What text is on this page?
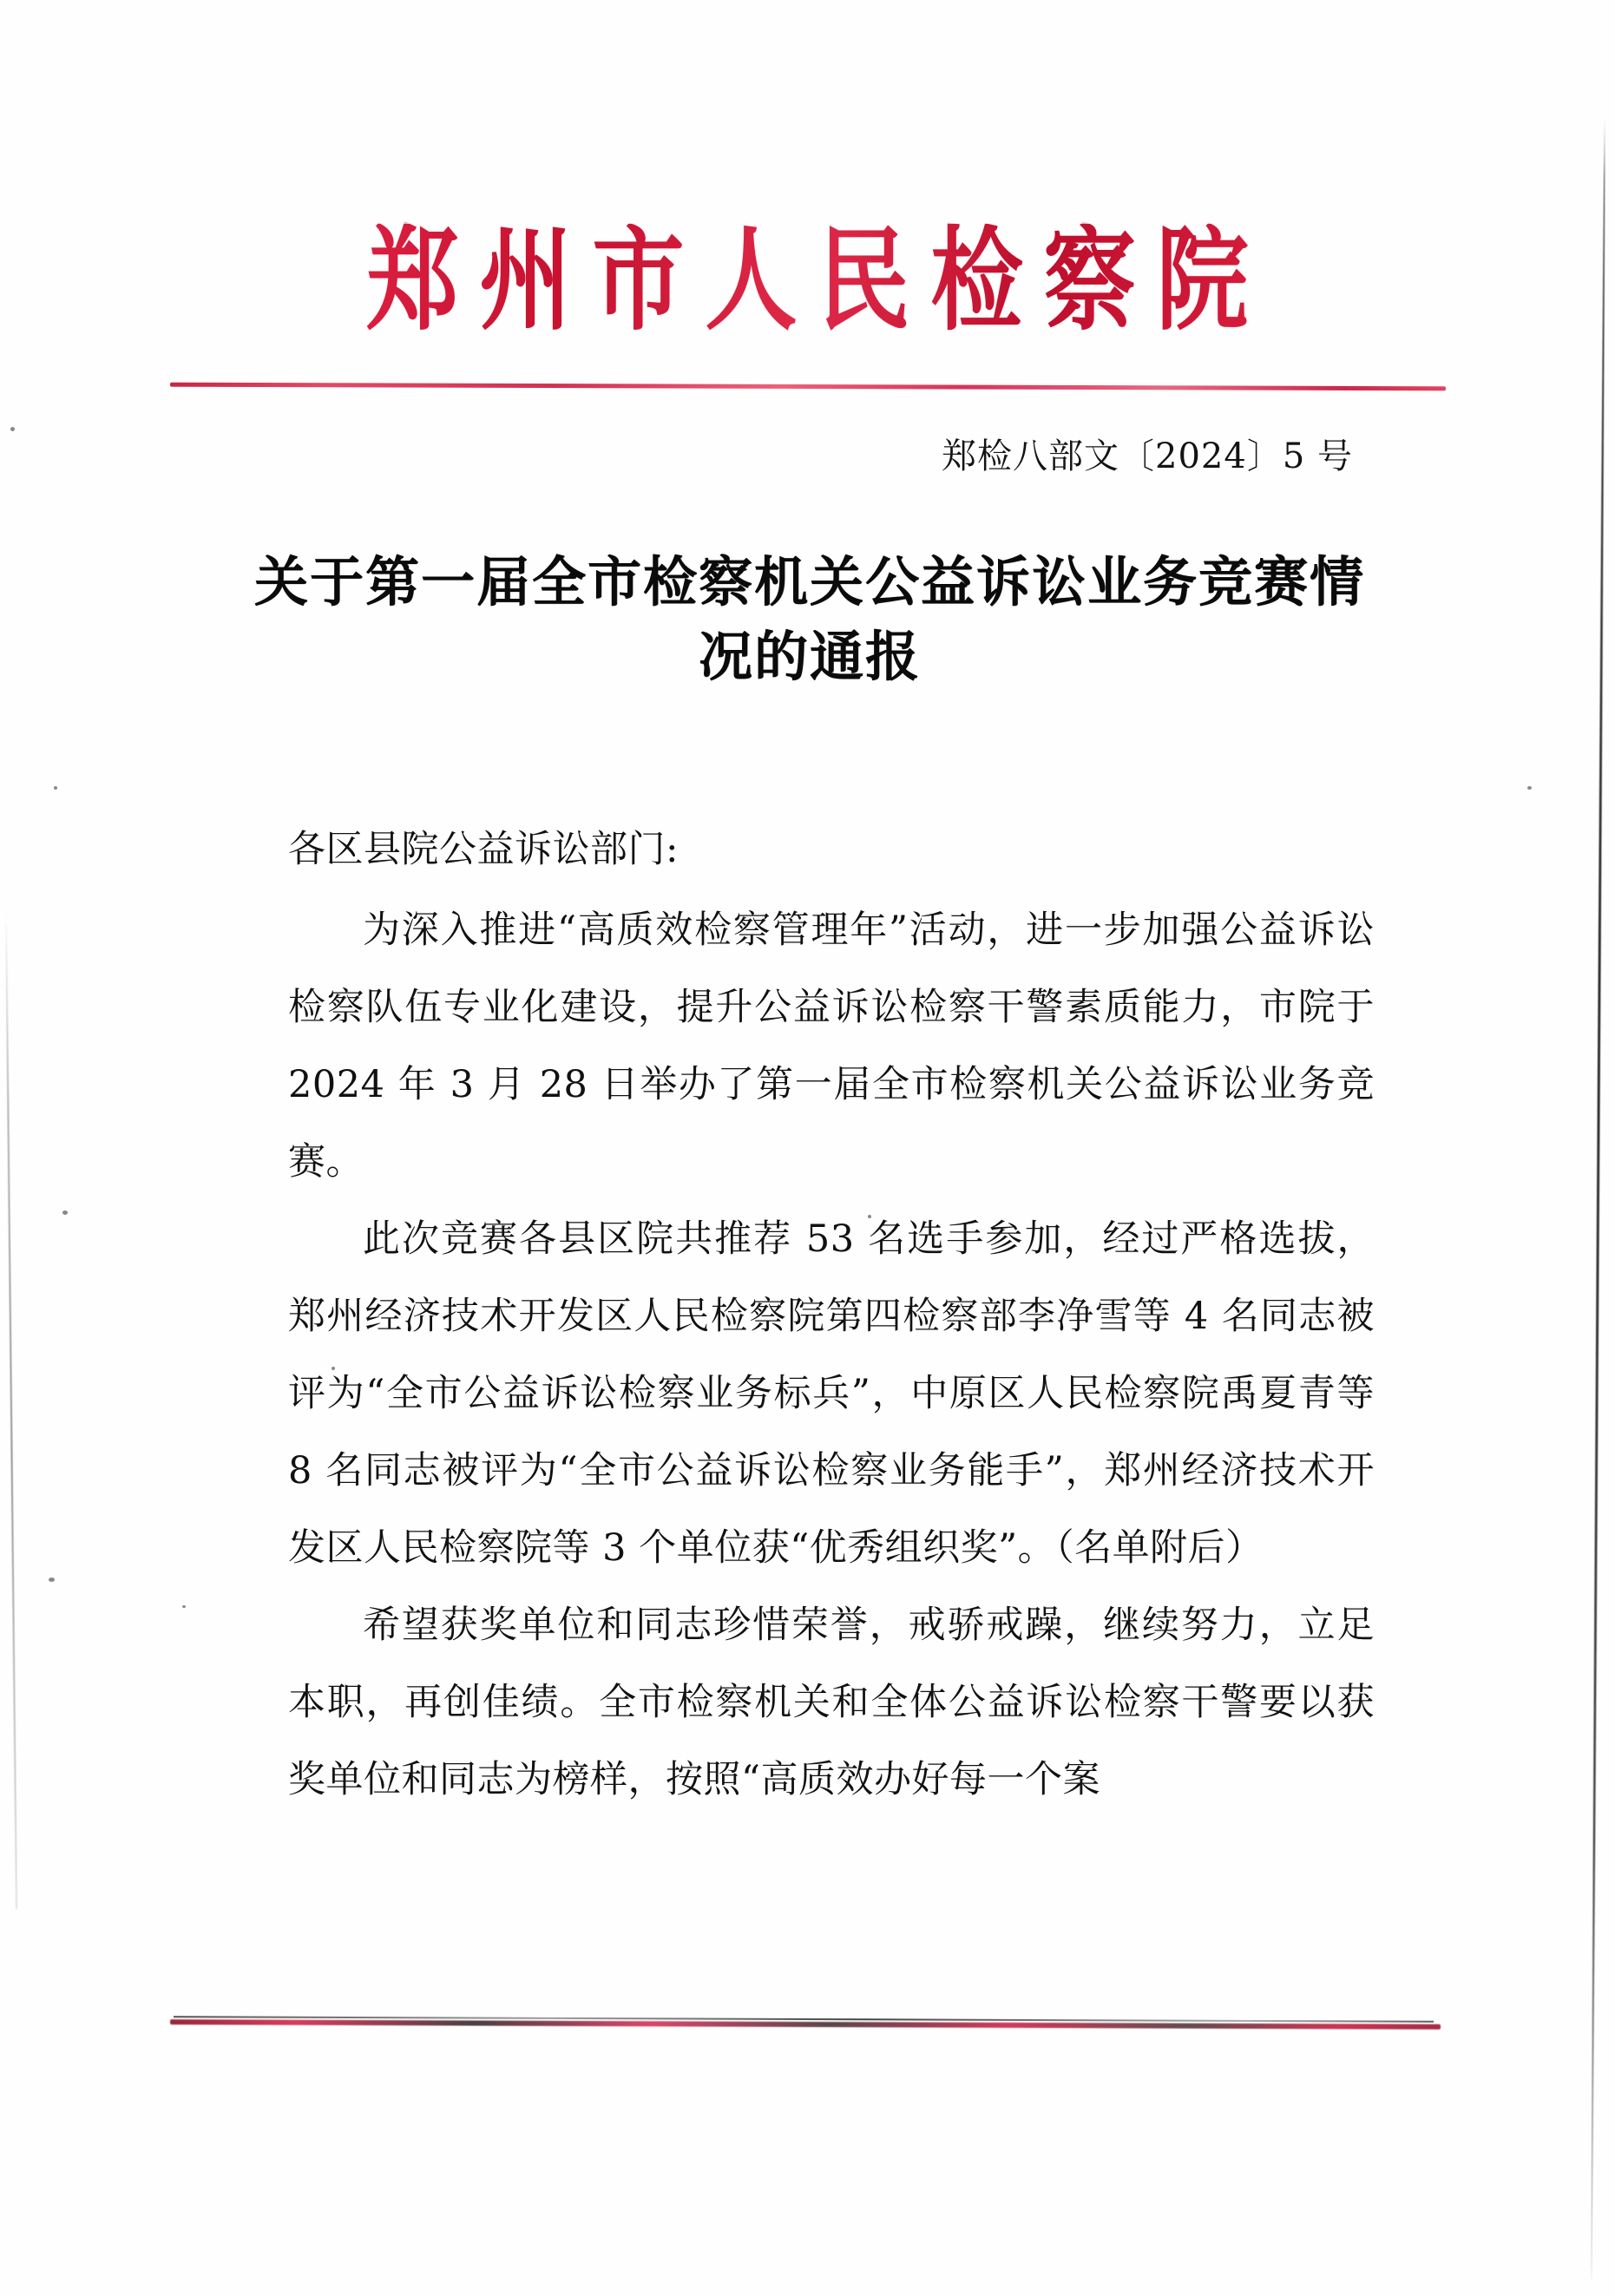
郑州市人民检察院
郑检八部文〔2024〕5 号
关于第一届全市检察机关公益诉讼业务竞赛情况的通报

各区县院公益诉讼部门:

为深入推进“高质效检察管理年”活动，进一步加强公益诉讼检察队伍专业化建设，提升公益诉讼检察干警素质能力，市院于 2024 年 3 月 28 日举办了第一届全市检察机关公益诉讼业务竞赛。

此次竞赛各县区院共推荐 53 名选手参加，经过严格选拔，郑州经济技术开发区人民检察院第四检察部李净雪等 4 名同志被评为“全市公益诉讼检察业务标兵”，中原区人民检察院禹夏青等 8 名同志被评为“全市公益诉讼检察业务能手”，郑州经济技术开发区人民检察院等 3 个单位获“优秀组织奖”。（名单附后）

希望获奖单位和同志珍惜荣誉，戒骄戒躁，继续努力，立足本职，再创佳绩。全市检察机关和全体公益诉讼检察干警要以获奖单位和同志为榜样，按照“高质效办好每一个案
────────────────
=== Set exercise ===
Restate the full listing verbatim and drop every picture.

=== Exercise response ===
What text is on this page?
郑州市人民检察院
郑检八部文〔2024〕5 号
关于第一届全市检察机关公益诉讼业务竞赛情况的通报

各区县院公益诉讼部门:

为深入推进“高质效检察管理年”活动，进一步加强公益诉讼检察队伍专业化建设，提升公益诉讼检察干警素质能力，市院于 2024 年 3 月 28 日举办了第一届全市检察机关公益诉讼业务竞赛。

此次竞赛各县区院共推荐 53 名选手参加，经过严格选拔，郑州经济技术开发区人民检察院第四检察部李净雪等 4 名同志被评为“全市公益诉讼检察业务标兵”，中原区人民检察院禹夏青等 8 名同志被评为“全市公益诉讼检察业务能手”，郑州经济技术开发区人民检察院等 3 个单位获“优秀组织奖”。（名单附后）

希望获奖单位和同志珍惜荣誉，戒骄戒躁，继续努力，立足本职，再创佳绩。全市检察机关和全体公益诉讼检察干警要以获奖单位和同志为榜样，按照“高质效办好每一个案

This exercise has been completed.